→ **Problem details**: Below are the records; locate each line with the word "name" and copy it.

→ **Stored records**:
+ + + +
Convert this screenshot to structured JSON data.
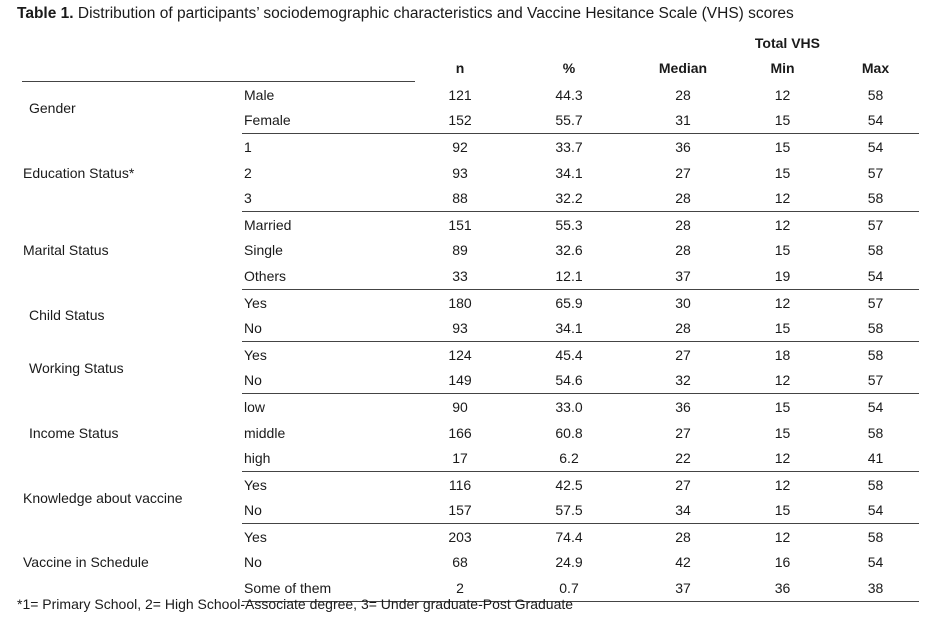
{
  "caption": {
    "label": "Table 1.",
    "text": " Distribution of participants’ sociodemographic characteristics and Vaccine Hesitance Scale (VHS) scores"
  },
  "headers": {
    "group": "Total VHS",
    "n": "n",
    "pct": "%",
    "median": "Median",
    "min": "Min",
    "max": "Max"
  },
  "groups": [
    {
      "name": "Gender",
      "indent": true,
      "rows": [
        {
          "label": "Male",
          "n": "121",
          "pct": "44.3",
          "median": "28",
          "min": "12",
          "max": "58"
        },
        {
          "label": "Female",
          "n": "152",
          "pct": "55.7",
          "median": "31",
          "min": "15",
          "max": "54"
        }
      ]
    },
    {
      "name": "Education Status*",
      "indent": false,
      "rows": [
        {
          "label": "1",
          "n": "92",
          "pct": "33.7",
          "median": "36",
          "min": "15",
          "max": "54"
        },
        {
          "label": "2",
          "n": "93",
          "pct": "34.1",
          "median": "27",
          "min": "15",
          "max": "57"
        },
        {
          "label": "3",
          "n": "88",
          "pct": "32.2",
          "median": "28",
          "min": "12",
          "max": "58"
        }
      ]
    },
    {
      "name": "Marital Status",
      "indent": false,
      "rows": [
        {
          "label": "Married",
          "n": "151",
          "pct": "55.3",
          "median": "28",
          "min": "12",
          "max": "57"
        },
        {
          "label": "Single",
          "n": "89",
          "pct": "32.6",
          "median": "28",
          "min": "15",
          "max": "58"
        },
        {
          "label": "Others",
          "n": "33",
          "pct": "12.1",
          "median": "37",
          "min": "19",
          "max": "54"
        }
      ]
    },
    {
      "name": "Child Status",
      "indent": true,
      "rows": [
        {
          "label": "Yes",
          "n": "180",
          "pct": "65.9",
          "median": "30",
          "min": "12",
          "max": "57"
        },
        {
          "label": "No",
          "n": "93",
          "pct": "34.1",
          "median": "28",
          "min": "15",
          "max": "58"
        }
      ]
    },
    {
      "name": "Working Status",
      "indent": true,
      "rows": [
        {
          "label": "Yes",
          "n": "124",
          "pct": "45.4",
          "median": "27",
          "min": "18",
          "max": "58"
        },
        {
          "label": "No",
          "n": "149",
          "pct": "54.6",
          "median": "32",
          "min": "12",
          "max": "57"
        }
      ]
    },
    {
      "name": "Income Status",
      "indent": true,
      "rows": [
        {
          "label": "low",
          "n": "90",
          "pct": "33.0",
          "median": "36",
          "min": "15",
          "max": "54"
        },
        {
          "label": "middle",
          "n": "166",
          "pct": "60.8",
          "median": "27",
          "min": "15",
          "max": "58"
        },
        {
          "label": "high",
          "n": "17",
          "pct": "6.2",
          "median": "22",
          "min": "12",
          "max": "41"
        }
      ]
    },
    {
      "name": "Knowledge about vaccine",
      "indent": false,
      "rows": [
        {
          "label": "Yes",
          "n": "116",
          "pct": "42.5",
          "median": "27",
          "min": "12",
          "max": "58"
        },
        {
          "label": "No",
          "n": "157",
          "pct": "57.5",
          "median": "34",
          "min": "15",
          "max": "54"
        }
      ]
    },
    {
      "name": "Vaccine in Schedule",
      "indent": false,
      "rows": [
        {
          "label": "Yes",
          "n": "203",
          "pct": "74.4",
          "median": "28",
          "min": "12",
          "max": "58"
        },
        {
          "label": "No",
          "n": "68",
          "pct": "24.9",
          "median": "42",
          "min": "16",
          "max": "54"
        },
        {
          "label": "Some of them",
          "n": "2",
          "pct": "0.7",
          "median": "37",
          "min": "36",
          "max": "38"
        }
      ]
    }
  ],
  "footnote": "*1= Primary School, 2= High School-Associate degree, 3= Under graduate-Post Graduate"
}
+ + + +
→ **Written response**:
      "name": "Gender",
      "name": "Education Status*",
      "name": "Marital Status",
      "name": "Child Status",
      "name": "Working Status",
      "name": "Income Status",
      "name": "Knowledge about vaccine",
      "name": "Vaccine in Schedule",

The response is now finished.